*Dataset content*.
* * *

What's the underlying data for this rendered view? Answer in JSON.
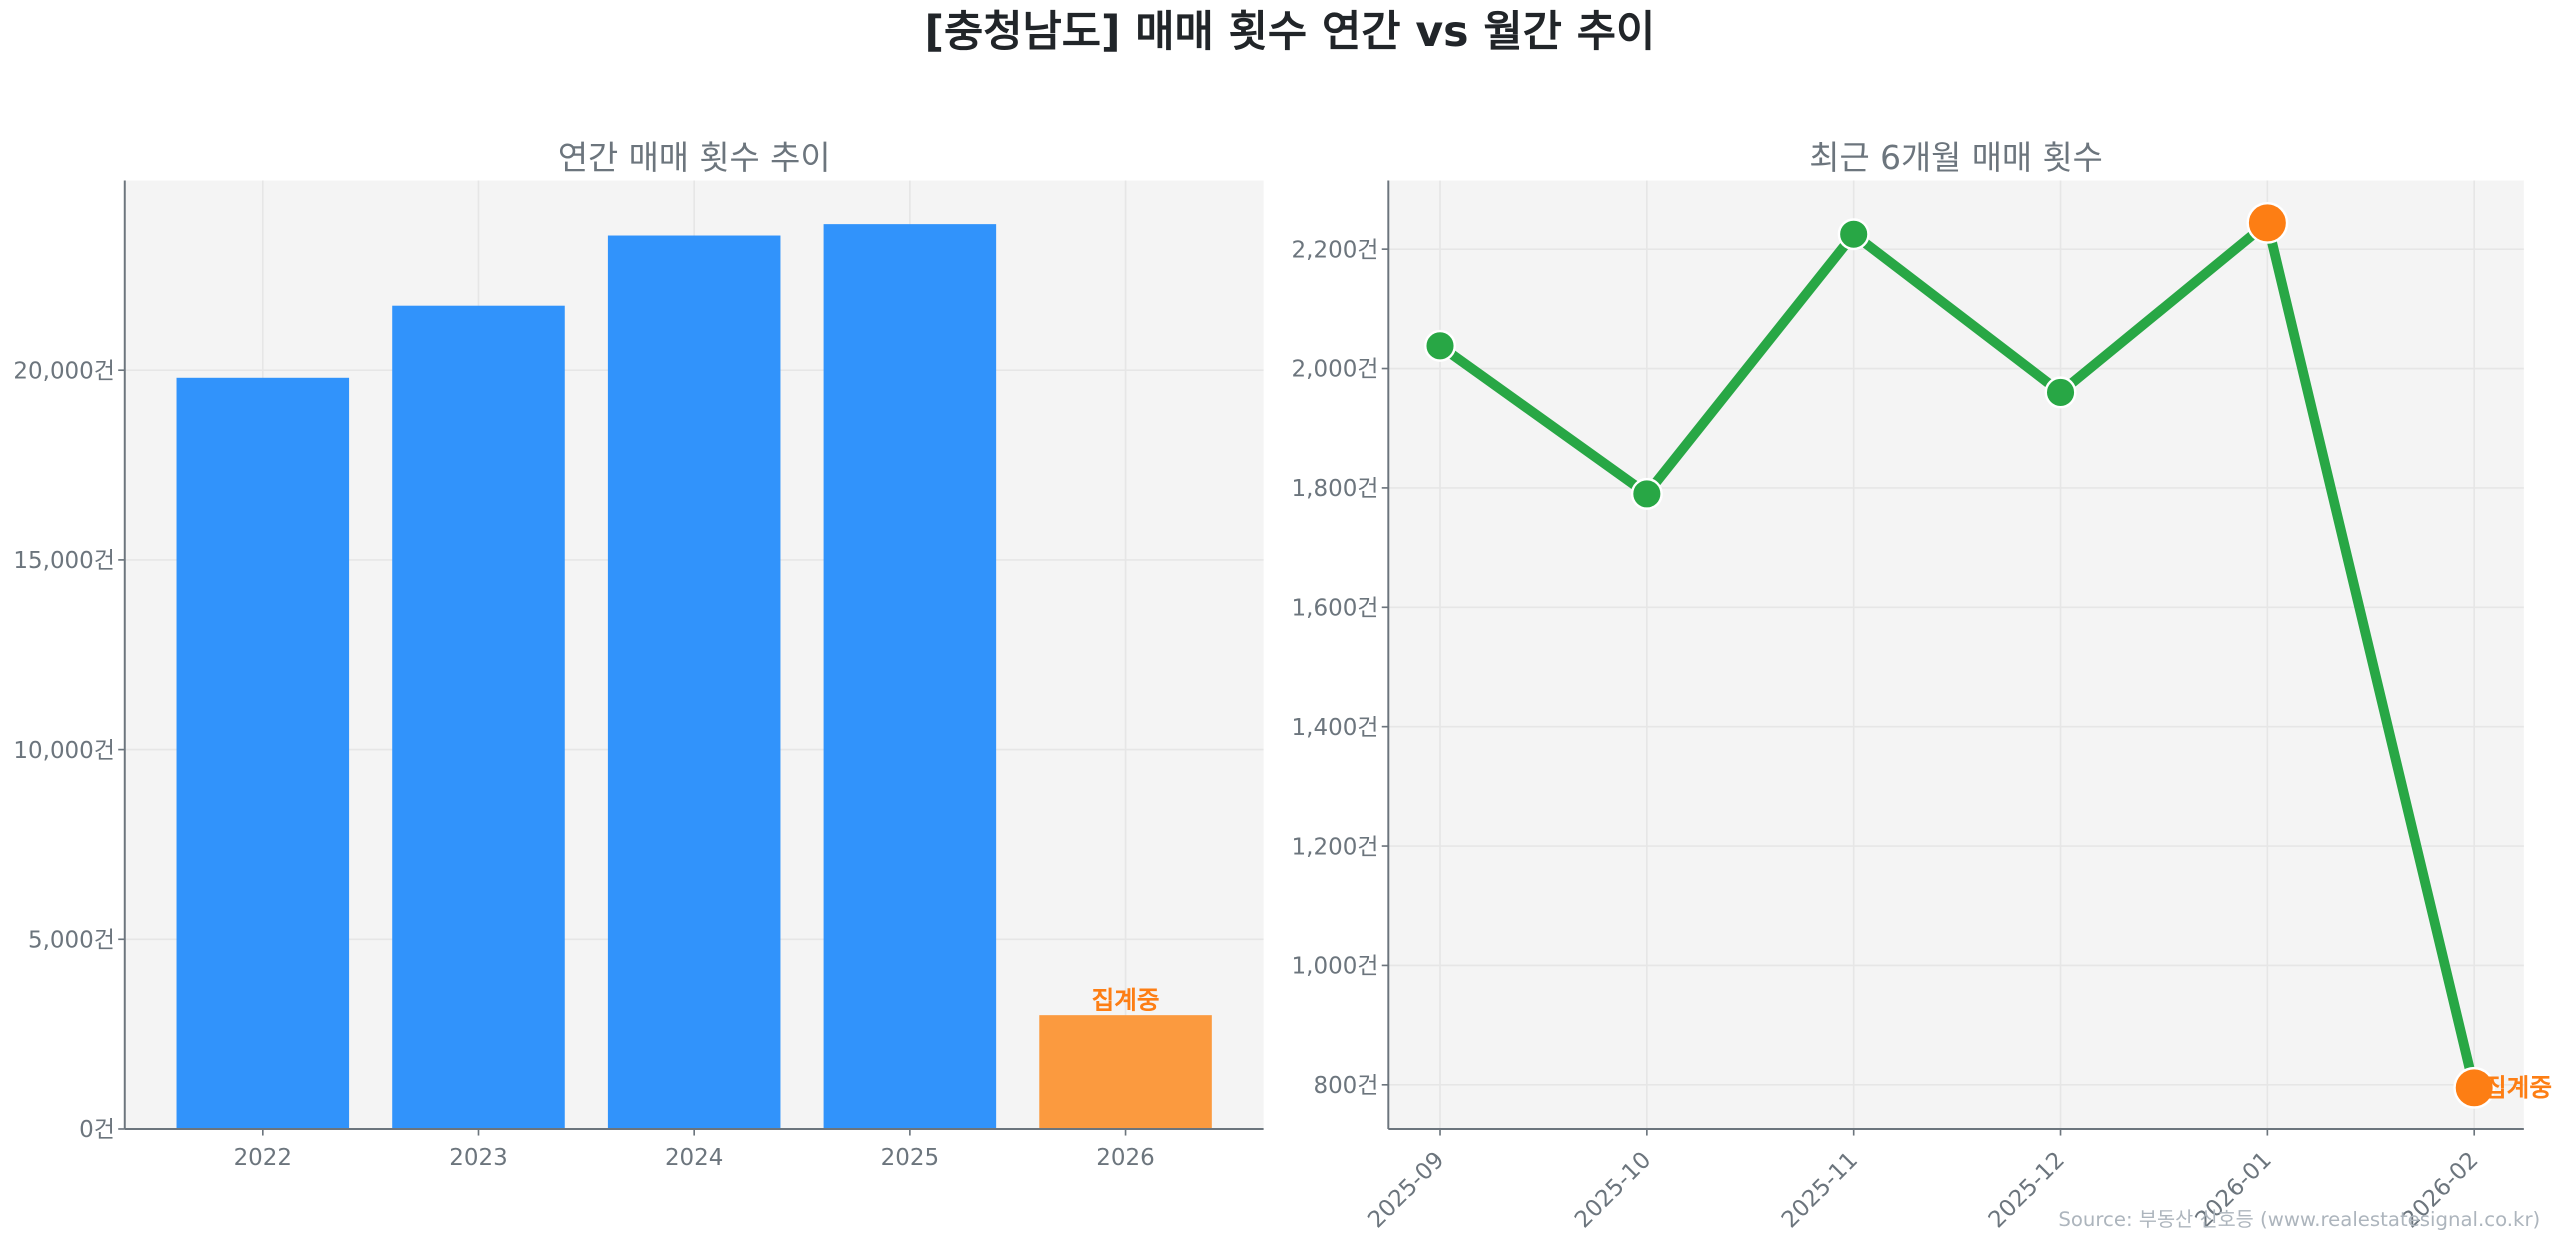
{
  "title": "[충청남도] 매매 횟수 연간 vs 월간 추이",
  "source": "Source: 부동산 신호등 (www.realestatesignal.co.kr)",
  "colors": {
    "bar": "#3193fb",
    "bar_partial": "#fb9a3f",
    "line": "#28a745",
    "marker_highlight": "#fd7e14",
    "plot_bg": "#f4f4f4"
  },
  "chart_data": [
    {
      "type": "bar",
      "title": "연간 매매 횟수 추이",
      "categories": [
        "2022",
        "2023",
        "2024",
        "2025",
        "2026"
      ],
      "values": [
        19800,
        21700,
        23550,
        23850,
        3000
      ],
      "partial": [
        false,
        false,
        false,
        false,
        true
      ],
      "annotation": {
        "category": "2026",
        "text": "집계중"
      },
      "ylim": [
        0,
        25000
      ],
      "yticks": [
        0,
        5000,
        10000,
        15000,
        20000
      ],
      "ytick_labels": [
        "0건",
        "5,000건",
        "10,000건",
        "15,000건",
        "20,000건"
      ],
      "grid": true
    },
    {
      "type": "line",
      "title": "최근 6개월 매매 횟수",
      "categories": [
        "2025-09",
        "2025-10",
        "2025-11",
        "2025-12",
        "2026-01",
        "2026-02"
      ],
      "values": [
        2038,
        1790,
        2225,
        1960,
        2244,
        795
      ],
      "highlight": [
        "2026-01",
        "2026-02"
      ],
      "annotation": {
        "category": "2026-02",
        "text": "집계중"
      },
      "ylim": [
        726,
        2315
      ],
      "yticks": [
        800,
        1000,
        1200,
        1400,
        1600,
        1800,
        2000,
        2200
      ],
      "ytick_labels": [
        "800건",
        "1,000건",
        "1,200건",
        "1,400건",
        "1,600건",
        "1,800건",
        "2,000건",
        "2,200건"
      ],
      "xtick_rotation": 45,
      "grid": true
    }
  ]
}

* * *

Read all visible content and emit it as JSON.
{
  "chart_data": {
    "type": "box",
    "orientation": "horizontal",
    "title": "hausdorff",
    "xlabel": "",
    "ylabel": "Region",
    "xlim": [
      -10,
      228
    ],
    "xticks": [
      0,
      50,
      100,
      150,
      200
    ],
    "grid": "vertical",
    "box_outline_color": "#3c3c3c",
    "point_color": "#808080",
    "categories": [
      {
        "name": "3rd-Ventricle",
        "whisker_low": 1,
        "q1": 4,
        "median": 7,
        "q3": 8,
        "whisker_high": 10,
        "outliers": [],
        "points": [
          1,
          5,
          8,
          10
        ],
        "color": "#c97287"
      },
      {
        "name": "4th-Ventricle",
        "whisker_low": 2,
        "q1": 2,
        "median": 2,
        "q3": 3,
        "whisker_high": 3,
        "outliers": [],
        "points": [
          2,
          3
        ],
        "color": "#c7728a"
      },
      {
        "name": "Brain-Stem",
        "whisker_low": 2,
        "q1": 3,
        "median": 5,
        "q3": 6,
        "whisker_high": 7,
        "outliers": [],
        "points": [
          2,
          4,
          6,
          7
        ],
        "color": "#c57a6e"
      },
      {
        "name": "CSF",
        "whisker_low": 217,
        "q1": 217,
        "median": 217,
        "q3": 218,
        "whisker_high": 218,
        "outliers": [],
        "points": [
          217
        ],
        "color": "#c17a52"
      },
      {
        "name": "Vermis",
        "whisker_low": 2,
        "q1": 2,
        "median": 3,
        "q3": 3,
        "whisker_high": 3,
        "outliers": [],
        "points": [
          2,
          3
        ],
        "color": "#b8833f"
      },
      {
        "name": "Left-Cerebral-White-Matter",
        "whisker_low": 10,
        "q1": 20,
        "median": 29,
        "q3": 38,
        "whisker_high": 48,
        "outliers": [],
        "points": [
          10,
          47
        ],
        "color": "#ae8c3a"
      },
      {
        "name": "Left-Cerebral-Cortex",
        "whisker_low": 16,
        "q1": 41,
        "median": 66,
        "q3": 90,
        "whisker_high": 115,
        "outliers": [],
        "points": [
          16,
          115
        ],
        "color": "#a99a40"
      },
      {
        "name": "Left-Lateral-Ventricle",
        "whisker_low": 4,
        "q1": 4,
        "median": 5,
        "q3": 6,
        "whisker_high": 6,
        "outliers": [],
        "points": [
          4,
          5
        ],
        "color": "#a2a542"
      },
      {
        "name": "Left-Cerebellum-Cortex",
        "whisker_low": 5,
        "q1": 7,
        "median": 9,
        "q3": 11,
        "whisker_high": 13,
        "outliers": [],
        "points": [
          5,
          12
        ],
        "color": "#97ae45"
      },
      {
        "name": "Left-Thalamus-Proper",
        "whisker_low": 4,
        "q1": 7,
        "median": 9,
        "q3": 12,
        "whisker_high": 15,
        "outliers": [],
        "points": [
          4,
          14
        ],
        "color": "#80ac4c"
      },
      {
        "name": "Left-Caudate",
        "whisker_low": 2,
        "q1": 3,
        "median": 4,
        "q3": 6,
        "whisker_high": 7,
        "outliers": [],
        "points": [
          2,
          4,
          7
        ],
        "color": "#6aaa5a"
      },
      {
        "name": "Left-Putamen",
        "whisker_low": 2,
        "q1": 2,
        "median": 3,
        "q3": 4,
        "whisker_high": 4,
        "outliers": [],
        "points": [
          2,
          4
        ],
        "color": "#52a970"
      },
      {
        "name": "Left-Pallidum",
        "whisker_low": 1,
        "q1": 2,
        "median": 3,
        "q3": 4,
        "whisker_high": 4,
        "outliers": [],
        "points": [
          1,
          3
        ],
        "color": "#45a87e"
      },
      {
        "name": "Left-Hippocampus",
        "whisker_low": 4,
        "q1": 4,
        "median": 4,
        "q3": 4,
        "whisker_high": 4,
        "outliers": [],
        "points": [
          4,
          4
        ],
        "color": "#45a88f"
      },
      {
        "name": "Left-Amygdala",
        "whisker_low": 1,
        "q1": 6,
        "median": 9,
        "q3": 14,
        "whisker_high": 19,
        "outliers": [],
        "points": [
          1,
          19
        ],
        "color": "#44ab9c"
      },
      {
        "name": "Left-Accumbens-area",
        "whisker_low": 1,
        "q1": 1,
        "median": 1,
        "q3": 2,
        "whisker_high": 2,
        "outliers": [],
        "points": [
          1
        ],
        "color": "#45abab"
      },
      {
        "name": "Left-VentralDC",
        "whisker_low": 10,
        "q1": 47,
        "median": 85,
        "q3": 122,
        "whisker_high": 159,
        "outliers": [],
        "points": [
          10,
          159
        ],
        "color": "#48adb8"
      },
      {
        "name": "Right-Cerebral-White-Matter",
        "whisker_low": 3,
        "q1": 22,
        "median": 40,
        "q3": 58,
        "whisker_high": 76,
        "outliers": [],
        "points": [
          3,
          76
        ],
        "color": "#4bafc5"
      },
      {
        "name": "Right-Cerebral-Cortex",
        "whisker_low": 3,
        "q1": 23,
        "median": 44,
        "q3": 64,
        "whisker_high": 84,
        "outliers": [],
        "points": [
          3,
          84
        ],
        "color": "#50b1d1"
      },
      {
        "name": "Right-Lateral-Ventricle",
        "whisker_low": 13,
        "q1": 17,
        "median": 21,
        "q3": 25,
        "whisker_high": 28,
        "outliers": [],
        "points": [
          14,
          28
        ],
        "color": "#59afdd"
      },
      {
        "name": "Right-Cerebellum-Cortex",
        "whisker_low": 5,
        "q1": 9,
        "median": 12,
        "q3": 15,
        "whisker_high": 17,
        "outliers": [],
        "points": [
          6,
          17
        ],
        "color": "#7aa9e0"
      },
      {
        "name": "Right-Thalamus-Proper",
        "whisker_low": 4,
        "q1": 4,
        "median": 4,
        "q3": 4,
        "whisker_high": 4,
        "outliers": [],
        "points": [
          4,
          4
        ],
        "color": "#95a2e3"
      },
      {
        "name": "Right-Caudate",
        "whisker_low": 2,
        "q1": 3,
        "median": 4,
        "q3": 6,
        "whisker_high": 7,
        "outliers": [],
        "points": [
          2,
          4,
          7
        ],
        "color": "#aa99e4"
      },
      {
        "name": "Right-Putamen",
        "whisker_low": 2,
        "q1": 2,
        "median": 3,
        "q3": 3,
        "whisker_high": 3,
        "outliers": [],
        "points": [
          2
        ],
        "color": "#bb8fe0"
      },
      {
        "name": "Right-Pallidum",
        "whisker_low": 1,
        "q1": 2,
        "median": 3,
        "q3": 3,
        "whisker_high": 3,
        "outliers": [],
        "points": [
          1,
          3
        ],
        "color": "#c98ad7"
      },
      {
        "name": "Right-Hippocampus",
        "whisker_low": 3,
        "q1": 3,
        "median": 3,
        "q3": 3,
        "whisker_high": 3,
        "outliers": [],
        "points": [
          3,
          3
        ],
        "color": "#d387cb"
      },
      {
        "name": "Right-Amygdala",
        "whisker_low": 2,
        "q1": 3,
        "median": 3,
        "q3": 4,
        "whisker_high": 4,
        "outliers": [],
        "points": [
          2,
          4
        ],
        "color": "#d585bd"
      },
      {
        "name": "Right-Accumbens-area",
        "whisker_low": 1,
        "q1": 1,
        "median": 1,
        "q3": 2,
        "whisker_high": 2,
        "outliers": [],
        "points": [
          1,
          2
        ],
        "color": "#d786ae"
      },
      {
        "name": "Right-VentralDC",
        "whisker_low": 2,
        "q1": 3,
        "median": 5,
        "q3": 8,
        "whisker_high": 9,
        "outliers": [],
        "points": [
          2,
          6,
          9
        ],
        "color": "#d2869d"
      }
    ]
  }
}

* * *

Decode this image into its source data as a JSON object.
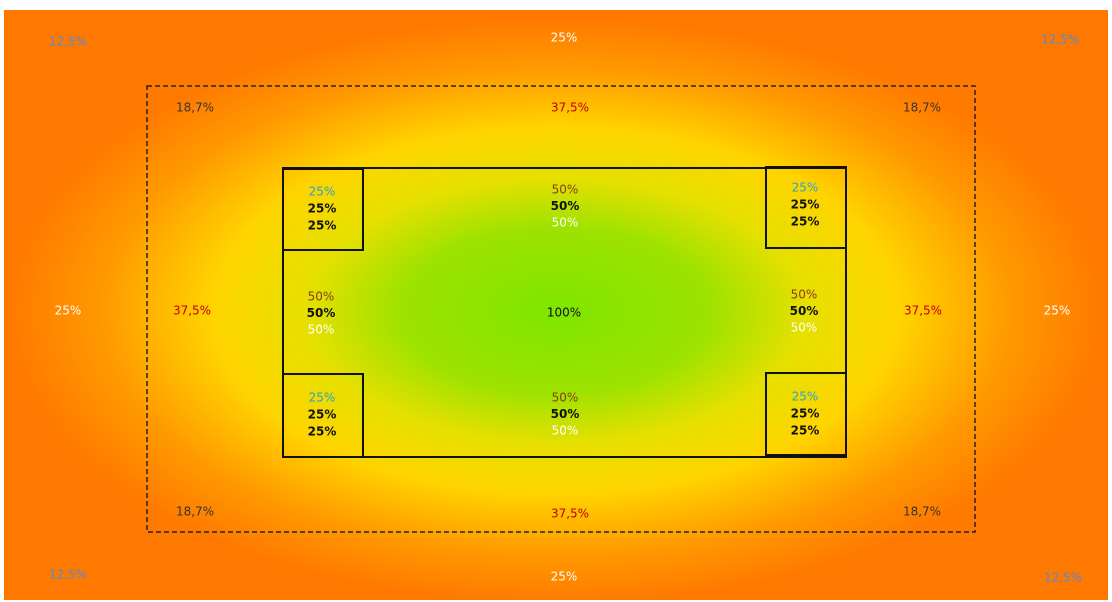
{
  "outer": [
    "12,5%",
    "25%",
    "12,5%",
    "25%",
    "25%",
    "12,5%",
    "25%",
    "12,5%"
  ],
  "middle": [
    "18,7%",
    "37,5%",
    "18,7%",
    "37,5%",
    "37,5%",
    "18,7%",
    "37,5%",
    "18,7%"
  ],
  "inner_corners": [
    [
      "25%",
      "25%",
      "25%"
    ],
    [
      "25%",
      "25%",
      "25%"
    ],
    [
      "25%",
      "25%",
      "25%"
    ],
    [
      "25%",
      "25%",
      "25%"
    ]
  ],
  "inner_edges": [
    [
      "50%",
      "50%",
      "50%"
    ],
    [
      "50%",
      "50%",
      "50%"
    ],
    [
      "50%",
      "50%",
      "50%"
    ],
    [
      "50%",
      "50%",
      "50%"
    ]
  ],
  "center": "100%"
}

* * *

*What you need to do*. Scan the data above; copy every line where "Thalamus" appears.

*Result for this exercise*.
        "name": "Left-Thalamus-Proper",
        "name": "Right-Thalamus-Proper",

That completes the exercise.